• _Your task_
Reproduce the records below in full and without edits, omitting images.
+++ Given data +++
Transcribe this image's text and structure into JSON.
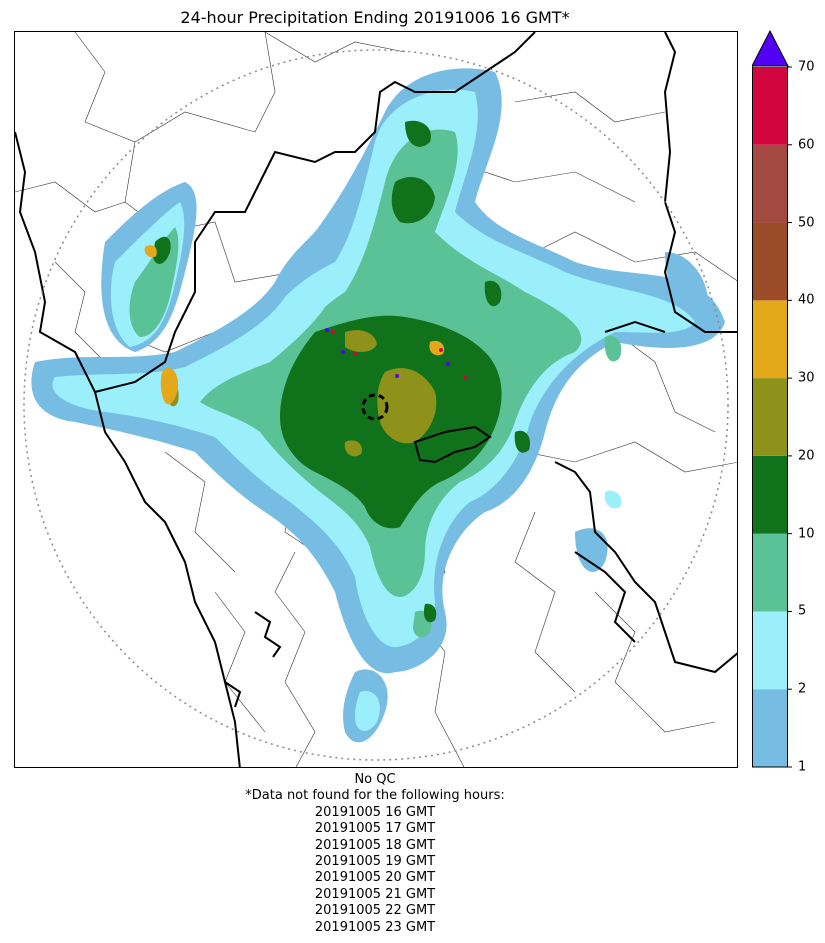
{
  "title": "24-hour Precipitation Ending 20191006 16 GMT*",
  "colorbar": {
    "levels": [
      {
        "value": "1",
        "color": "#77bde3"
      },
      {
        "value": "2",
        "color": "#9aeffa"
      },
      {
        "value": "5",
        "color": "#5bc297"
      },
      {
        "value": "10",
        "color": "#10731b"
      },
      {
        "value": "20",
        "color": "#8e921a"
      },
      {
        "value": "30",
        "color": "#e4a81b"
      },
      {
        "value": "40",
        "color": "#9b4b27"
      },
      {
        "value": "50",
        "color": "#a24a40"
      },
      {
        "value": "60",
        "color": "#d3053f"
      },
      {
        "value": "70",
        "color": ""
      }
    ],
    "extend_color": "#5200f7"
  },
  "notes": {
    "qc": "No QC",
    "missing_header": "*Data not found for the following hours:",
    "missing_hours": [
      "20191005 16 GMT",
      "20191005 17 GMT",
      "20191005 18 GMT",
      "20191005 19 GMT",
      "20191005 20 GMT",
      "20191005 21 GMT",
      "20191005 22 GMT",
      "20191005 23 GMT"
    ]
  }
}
+++
• _Response to this exercise_
Transcribe this image's text and structure into JSON.
{
  "title": "24-hour Precipitation Ending 20191006 16 GMT*",
  "colorbar": {
    "levels": [
      {
        "value": "1",
        "color": "#77bde3"
      },
      {
        "value": "2",
        "color": "#9aeffa"
      },
      {
        "value": "5",
        "color": "#5bc297"
      },
      {
        "value": "10",
        "color": "#10731b"
      },
      {
        "value": "20",
        "color": "#8e921a"
      },
      {
        "value": "30",
        "color": "#e4a81b"
      },
      {
        "value": "40",
        "color": "#9b4b27"
      },
      {
        "value": "50",
        "color": "#a24a40"
      },
      {
        "value": "60",
        "color": "#d3053f"
      },
      {
        "value": "70",
        "color": ""
      }
    ],
    "extend_color": "#5200f7"
  },
  "notes": {
    "qc": "No QC",
    "missing_header": "*Data not found for the following hours:",
    "missing_hours": [
      "20191005 16 GMT",
      "20191005 17 GMT",
      "20191005 18 GMT",
      "20191005 19 GMT",
      "20191005 20 GMT",
      "20191005 21 GMT",
      "20191005 22 GMT",
      "20191005 23 GMT"
    ]
  }
}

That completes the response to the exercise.